• THE TASK: Write out exactly the lines running from the line that includes "What does this" to the end of the data, both ends included, and nothing besides.

• SOURCE RECORDS:
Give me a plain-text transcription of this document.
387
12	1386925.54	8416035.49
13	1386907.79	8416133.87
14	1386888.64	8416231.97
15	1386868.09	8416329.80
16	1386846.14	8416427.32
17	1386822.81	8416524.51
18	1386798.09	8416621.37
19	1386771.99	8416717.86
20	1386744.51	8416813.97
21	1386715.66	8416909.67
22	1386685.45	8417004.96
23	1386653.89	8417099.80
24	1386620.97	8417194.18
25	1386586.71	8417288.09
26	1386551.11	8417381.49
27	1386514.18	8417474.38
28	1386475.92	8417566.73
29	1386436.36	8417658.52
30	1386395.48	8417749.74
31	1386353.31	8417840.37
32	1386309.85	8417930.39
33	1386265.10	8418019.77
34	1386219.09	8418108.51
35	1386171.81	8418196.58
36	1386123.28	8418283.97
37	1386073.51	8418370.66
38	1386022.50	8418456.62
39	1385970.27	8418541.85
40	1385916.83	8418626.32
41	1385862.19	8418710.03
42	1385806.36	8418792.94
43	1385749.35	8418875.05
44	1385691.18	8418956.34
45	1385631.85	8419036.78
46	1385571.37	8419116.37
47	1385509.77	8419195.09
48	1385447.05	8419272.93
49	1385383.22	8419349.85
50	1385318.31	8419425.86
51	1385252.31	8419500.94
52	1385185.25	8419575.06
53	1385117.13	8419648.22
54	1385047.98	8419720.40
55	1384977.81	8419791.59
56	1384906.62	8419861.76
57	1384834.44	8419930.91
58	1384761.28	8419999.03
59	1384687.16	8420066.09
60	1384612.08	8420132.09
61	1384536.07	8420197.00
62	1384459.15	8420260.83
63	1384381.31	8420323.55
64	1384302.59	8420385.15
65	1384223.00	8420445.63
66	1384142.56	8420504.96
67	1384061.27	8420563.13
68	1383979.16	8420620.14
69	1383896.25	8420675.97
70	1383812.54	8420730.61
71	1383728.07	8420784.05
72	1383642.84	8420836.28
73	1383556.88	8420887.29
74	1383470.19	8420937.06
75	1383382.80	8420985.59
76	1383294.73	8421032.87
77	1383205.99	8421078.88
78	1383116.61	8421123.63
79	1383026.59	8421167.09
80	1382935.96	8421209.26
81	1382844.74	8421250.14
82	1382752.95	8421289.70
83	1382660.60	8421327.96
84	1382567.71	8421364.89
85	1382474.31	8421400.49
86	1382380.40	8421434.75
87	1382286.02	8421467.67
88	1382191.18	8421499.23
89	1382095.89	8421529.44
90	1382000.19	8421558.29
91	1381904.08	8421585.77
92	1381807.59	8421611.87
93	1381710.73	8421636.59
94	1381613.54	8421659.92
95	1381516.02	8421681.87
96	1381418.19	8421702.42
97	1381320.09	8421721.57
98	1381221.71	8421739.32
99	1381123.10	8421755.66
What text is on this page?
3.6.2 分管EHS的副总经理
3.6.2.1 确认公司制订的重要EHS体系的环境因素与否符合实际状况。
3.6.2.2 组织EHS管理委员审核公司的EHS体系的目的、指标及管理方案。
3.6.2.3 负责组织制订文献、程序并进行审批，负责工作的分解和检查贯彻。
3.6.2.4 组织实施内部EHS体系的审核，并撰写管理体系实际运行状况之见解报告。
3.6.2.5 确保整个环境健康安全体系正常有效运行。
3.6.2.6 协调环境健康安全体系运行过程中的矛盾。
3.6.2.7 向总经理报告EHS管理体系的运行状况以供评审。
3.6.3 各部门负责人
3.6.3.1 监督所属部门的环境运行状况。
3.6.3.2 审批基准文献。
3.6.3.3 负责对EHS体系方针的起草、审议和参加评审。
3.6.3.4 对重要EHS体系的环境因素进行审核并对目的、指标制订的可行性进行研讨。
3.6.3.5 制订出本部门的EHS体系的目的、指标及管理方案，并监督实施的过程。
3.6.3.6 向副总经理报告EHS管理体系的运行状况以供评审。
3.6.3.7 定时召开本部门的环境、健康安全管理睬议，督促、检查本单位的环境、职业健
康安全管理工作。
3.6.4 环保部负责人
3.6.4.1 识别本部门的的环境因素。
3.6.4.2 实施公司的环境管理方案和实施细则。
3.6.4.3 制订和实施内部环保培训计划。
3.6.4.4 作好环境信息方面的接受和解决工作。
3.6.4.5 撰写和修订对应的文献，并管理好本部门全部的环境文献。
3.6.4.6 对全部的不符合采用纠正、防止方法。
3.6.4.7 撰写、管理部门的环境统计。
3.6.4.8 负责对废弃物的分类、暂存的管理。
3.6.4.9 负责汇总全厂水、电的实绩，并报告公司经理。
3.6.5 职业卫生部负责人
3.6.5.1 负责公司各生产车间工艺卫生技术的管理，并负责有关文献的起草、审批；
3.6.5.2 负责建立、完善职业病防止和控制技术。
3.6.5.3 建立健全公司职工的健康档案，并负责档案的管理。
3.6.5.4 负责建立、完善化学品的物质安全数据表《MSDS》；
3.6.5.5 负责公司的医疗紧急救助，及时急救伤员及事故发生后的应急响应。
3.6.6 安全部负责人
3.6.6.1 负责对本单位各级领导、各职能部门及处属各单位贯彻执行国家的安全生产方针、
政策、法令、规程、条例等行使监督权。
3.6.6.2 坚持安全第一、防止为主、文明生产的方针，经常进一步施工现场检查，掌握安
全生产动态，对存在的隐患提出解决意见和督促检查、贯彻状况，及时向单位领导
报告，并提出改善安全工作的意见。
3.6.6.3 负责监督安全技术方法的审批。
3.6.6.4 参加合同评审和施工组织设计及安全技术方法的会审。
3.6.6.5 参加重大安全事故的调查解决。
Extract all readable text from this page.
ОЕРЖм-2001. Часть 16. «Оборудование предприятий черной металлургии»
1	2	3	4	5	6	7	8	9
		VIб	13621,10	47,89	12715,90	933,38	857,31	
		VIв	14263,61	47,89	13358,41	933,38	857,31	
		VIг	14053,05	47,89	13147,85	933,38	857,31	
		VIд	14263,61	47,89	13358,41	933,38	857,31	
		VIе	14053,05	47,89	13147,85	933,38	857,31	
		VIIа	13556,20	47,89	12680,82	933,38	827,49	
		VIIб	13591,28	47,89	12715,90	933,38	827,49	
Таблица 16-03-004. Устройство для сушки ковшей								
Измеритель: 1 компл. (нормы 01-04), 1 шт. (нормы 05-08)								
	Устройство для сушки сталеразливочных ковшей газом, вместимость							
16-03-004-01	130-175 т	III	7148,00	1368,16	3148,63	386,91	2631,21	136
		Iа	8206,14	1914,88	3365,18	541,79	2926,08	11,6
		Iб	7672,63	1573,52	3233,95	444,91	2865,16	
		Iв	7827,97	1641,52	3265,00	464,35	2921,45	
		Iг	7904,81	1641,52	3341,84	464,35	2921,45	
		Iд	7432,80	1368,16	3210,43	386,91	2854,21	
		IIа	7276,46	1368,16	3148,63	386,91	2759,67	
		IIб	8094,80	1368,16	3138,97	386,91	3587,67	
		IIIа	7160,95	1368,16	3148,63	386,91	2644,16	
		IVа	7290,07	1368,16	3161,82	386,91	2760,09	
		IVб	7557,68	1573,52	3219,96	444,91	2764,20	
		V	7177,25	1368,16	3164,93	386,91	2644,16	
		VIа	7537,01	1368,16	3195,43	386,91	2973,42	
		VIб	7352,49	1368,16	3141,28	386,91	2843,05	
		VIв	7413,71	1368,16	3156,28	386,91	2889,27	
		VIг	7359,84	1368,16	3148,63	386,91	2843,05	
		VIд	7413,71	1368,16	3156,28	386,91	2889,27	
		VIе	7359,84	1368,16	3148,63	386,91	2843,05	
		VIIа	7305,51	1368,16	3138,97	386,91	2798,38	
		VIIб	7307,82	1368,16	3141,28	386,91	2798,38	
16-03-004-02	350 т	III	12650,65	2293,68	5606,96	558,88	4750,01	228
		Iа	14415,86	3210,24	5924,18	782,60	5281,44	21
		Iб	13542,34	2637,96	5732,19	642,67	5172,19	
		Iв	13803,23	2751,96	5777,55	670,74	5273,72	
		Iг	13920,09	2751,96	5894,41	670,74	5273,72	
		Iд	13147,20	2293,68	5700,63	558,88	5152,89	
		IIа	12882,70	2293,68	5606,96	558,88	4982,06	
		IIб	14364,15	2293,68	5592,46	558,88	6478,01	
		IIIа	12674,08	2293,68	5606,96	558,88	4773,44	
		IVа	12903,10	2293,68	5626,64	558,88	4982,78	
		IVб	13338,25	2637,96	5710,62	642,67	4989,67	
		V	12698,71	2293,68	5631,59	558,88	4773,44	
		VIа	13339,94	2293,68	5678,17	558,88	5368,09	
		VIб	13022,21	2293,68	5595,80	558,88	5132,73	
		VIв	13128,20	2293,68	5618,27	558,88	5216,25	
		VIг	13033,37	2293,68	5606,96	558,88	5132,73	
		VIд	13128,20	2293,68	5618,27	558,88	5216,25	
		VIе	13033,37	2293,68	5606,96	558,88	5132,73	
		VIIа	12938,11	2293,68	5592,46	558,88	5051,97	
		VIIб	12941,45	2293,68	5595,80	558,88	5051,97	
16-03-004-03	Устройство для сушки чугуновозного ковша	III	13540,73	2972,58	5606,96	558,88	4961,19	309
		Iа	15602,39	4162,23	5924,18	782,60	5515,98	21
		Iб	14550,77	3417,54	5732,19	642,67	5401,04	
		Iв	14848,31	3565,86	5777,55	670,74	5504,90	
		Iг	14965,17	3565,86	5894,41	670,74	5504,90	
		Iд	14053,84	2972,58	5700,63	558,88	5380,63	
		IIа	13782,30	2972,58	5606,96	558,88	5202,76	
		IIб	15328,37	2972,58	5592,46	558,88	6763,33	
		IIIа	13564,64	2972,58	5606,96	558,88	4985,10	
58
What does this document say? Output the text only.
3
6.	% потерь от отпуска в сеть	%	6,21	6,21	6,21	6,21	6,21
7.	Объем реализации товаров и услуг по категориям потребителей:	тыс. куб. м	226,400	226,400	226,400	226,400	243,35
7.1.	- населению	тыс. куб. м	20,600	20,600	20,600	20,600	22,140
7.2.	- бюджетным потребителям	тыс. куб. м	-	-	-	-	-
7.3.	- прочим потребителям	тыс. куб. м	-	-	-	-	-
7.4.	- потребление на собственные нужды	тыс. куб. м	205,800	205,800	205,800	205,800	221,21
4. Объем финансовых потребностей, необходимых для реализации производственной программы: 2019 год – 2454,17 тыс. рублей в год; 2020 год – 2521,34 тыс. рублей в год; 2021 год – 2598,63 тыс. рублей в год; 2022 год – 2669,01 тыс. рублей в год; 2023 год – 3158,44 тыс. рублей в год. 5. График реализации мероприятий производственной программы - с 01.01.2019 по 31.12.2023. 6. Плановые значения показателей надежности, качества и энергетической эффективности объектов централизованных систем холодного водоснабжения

• WRITTEN SOLUTION:
What does this document say? Output the text only.
3
6.	% потерь от отпуска в сеть	%	6,21	6,21	6,21	6,21	6,21
7.	Объем реализации товаров и услуг по категориям потребителей:	тыс. куб. м	226,400	226,400	226,400	226,400	243,35
7.1.	- населению	тыс. куб. м	20,600	20,600	20,600	20,600	22,140
7.2.	- бюджетным потребителям	тыс. куб. м	-	-	-	-	-
7.3.	- прочим потребителям	тыс. куб. м	-	-	-	-	-
7.4.	- потребление на собственные нужды	тыс. куб. м	205,800	205,800	205,800	205,800	221,21
4. Объем финансовых потребностей, необходимых для реализации производственной программы: 2019 год – 2454,17 тыс. рублей в год; 2020 год – 2521,34 тыс. рублей в год; 2021 год – 2598,63 тыс. рублей в год; 2022 год – 2669,01 тыс. рублей в год; 2023 год – 3158,44 тыс. рублей в год. 5. График реализации мероприятий производственной программы - с 01.01.2019 по 31.12.2023. 6. Плановые значения показателей надежности, качества и энергетической эффективности объектов централизованных систем холодного водоснабжения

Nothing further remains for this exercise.